- _Supplied information_:
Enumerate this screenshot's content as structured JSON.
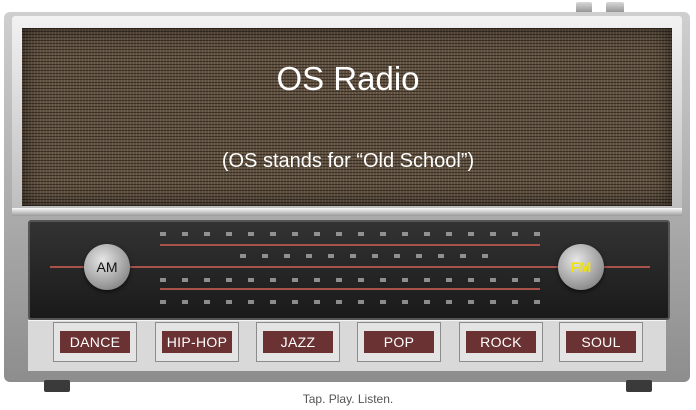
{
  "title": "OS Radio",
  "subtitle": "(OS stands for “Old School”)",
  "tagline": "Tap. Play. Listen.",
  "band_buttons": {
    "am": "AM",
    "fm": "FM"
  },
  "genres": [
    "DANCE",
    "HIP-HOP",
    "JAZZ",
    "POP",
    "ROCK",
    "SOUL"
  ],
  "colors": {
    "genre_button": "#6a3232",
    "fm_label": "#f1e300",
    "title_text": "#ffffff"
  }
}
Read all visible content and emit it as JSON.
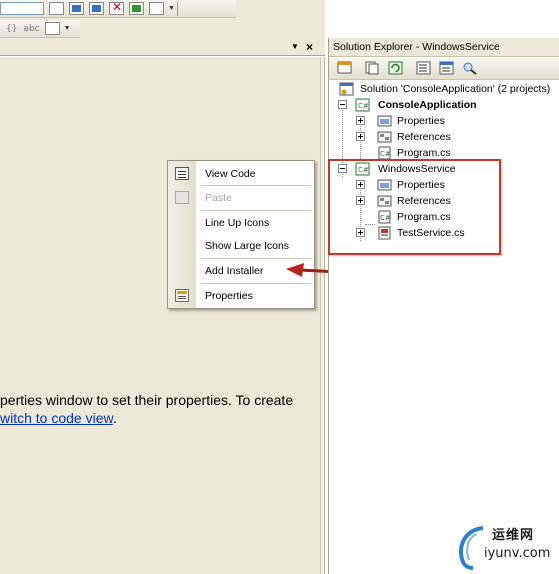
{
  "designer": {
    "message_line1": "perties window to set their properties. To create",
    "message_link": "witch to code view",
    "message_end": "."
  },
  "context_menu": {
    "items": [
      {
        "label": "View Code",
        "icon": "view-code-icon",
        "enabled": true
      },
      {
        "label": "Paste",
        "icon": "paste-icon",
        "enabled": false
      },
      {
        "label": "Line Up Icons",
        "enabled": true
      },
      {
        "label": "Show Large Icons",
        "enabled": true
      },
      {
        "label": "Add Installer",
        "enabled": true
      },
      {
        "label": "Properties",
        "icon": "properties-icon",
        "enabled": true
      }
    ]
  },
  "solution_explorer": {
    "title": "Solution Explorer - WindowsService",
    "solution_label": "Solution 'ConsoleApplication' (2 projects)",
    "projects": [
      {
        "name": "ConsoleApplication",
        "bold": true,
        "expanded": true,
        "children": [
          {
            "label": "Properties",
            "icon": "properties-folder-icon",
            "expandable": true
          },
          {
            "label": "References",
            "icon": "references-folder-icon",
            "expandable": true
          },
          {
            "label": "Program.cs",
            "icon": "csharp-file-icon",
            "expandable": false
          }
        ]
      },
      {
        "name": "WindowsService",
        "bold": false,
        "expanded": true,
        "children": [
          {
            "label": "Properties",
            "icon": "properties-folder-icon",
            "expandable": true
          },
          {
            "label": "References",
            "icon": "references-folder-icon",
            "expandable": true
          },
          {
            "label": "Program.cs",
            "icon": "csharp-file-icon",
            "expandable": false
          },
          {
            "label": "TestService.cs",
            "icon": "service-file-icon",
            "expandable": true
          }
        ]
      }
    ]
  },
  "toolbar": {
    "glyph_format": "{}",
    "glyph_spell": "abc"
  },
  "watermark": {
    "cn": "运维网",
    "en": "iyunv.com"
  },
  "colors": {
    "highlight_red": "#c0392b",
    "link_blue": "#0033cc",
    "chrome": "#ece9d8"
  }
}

- _What you are asked to do_:
Show the lines that mention the word "ConsoleApplication".

- _Full output_:
    "solution_label": "Solution 'ConsoleApplication' (2 projects)",
        "name": "ConsoleApplication",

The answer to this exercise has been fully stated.